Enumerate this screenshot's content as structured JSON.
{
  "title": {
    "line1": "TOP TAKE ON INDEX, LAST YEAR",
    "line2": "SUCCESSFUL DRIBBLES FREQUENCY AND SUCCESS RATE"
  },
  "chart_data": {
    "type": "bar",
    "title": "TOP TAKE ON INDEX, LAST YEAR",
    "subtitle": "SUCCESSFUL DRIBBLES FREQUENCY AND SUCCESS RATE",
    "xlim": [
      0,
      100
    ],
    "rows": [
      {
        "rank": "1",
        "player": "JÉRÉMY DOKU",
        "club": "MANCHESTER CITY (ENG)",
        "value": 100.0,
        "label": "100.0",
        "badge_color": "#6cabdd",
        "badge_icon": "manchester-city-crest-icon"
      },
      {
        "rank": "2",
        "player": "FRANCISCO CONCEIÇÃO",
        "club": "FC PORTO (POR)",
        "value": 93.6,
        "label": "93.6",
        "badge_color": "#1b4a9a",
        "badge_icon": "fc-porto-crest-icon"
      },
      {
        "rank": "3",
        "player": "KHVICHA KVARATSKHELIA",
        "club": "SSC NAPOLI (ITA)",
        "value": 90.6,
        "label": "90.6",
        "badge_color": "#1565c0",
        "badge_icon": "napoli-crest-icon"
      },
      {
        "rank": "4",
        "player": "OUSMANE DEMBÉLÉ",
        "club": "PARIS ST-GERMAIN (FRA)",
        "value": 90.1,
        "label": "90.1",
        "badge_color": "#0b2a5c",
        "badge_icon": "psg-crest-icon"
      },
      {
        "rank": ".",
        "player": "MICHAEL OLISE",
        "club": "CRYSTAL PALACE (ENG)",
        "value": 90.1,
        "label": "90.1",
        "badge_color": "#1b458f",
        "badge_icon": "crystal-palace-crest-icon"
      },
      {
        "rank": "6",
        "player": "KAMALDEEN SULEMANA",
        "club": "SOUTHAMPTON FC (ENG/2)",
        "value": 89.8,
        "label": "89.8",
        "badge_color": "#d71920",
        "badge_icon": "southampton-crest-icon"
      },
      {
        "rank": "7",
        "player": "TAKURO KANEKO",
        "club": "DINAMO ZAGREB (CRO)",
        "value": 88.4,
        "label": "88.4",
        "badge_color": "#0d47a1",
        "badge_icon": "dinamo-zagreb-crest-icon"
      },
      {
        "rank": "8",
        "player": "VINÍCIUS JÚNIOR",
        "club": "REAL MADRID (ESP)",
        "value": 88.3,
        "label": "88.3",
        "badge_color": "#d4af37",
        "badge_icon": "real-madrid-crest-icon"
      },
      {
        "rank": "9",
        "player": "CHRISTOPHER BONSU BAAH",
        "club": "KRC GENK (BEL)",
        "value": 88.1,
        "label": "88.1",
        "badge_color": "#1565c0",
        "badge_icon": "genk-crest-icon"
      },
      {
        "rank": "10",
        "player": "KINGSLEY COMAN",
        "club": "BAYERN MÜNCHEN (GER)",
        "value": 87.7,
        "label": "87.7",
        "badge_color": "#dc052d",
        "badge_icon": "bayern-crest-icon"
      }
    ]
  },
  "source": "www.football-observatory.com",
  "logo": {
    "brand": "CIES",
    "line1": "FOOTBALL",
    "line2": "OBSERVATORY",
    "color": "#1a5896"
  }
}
********
Objective - Provide only the count of lines in the data above that include the string "rank".

Exercise answer - 10